_Given problem_:
Each line containing the word "napján" must be reported.

Part of a data file
* * * * *
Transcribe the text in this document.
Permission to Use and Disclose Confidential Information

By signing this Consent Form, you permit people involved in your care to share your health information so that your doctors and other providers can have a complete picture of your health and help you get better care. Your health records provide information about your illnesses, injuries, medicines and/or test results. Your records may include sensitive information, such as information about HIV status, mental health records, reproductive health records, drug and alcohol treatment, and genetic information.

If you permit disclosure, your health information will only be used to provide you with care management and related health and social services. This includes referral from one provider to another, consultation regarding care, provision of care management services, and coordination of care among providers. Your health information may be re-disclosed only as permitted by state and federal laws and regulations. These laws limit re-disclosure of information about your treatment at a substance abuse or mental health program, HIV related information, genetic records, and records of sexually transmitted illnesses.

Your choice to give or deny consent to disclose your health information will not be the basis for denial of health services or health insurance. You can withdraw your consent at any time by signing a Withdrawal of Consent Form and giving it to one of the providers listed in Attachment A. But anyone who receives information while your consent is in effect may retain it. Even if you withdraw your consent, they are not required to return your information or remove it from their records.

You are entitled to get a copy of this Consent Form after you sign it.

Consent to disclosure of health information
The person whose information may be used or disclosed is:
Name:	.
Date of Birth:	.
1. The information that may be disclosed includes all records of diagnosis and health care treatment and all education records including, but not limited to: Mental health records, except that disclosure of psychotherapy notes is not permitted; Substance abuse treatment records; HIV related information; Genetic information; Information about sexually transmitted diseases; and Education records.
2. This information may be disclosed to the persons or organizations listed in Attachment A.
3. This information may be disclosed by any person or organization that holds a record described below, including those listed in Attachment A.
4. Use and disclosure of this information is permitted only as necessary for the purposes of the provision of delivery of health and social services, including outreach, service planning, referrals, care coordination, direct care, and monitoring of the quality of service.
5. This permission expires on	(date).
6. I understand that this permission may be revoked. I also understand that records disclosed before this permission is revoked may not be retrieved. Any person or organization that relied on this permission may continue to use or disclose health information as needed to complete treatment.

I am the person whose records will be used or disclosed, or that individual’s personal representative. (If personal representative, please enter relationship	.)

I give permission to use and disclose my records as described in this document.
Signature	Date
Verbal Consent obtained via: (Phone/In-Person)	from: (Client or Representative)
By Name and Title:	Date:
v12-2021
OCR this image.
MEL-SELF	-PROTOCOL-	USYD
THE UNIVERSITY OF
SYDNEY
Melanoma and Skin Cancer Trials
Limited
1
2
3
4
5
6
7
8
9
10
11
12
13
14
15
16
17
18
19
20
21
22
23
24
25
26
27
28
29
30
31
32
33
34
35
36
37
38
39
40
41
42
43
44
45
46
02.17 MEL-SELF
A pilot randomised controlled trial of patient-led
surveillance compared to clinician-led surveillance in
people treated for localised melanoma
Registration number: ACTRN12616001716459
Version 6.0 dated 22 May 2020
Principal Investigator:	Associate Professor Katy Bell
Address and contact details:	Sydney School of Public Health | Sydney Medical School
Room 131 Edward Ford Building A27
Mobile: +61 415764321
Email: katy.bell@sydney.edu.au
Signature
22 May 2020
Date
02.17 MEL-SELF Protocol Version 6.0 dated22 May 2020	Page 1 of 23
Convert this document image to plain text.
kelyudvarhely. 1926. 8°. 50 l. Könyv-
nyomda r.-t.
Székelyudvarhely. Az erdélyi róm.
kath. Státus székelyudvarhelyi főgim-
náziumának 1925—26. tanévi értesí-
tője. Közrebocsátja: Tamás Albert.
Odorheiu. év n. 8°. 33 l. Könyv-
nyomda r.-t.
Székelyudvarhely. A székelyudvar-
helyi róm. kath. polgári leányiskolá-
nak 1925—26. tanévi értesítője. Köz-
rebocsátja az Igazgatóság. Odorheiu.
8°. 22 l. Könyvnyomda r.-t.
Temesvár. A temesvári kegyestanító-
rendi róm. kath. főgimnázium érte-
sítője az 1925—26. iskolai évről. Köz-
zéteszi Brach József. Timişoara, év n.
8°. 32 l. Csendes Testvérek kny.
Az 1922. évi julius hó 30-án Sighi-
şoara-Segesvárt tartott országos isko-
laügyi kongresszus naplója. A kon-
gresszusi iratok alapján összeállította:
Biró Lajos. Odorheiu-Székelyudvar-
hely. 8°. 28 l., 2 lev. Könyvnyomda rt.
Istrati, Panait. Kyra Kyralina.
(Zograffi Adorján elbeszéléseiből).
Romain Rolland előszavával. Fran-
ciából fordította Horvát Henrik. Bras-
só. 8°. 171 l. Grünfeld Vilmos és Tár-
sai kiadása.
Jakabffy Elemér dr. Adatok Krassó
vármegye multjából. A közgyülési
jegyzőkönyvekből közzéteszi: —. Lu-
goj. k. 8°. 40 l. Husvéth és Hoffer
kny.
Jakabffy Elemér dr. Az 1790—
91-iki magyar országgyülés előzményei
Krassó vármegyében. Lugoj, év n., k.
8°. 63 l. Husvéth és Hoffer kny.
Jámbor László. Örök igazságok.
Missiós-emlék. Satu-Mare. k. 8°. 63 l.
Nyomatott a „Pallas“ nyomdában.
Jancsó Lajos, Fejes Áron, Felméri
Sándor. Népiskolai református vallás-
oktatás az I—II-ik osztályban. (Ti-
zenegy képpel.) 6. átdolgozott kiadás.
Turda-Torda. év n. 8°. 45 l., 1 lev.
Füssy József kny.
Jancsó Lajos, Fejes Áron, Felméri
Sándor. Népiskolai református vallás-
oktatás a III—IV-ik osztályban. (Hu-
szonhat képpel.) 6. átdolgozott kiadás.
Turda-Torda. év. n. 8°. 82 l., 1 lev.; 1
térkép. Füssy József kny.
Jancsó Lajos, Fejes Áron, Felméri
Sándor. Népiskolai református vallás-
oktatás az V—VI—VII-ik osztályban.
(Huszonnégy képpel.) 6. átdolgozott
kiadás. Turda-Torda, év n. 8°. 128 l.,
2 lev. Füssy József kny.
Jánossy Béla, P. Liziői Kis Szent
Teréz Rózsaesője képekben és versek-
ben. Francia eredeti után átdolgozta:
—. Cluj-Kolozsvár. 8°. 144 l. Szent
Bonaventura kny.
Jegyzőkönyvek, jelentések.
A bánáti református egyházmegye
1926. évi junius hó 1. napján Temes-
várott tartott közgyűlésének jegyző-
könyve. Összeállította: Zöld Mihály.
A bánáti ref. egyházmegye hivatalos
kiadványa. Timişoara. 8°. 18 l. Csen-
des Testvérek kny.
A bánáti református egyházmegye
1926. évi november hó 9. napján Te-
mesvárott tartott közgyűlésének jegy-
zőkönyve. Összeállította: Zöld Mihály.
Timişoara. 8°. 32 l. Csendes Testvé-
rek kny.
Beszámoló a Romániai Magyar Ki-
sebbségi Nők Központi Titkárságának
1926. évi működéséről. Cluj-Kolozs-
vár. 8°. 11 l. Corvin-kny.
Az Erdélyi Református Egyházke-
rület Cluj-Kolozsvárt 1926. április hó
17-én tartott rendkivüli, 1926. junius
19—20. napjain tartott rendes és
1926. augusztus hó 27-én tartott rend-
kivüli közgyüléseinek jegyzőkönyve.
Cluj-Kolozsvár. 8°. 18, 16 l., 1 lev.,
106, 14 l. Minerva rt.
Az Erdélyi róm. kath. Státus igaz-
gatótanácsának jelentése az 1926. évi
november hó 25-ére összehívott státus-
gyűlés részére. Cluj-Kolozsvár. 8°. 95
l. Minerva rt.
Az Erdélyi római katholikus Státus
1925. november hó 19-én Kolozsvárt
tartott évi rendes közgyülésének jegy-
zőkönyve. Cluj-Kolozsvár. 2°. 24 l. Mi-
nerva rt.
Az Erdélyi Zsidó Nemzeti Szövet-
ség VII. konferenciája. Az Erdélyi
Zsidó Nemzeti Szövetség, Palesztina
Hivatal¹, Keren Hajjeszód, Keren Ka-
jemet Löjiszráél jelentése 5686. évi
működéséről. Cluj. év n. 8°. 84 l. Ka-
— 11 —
* * * * *
_Solution for this problem_:
1926. évi junius hó 1. napján Temes-
1926. évi november hó 9. napján Te-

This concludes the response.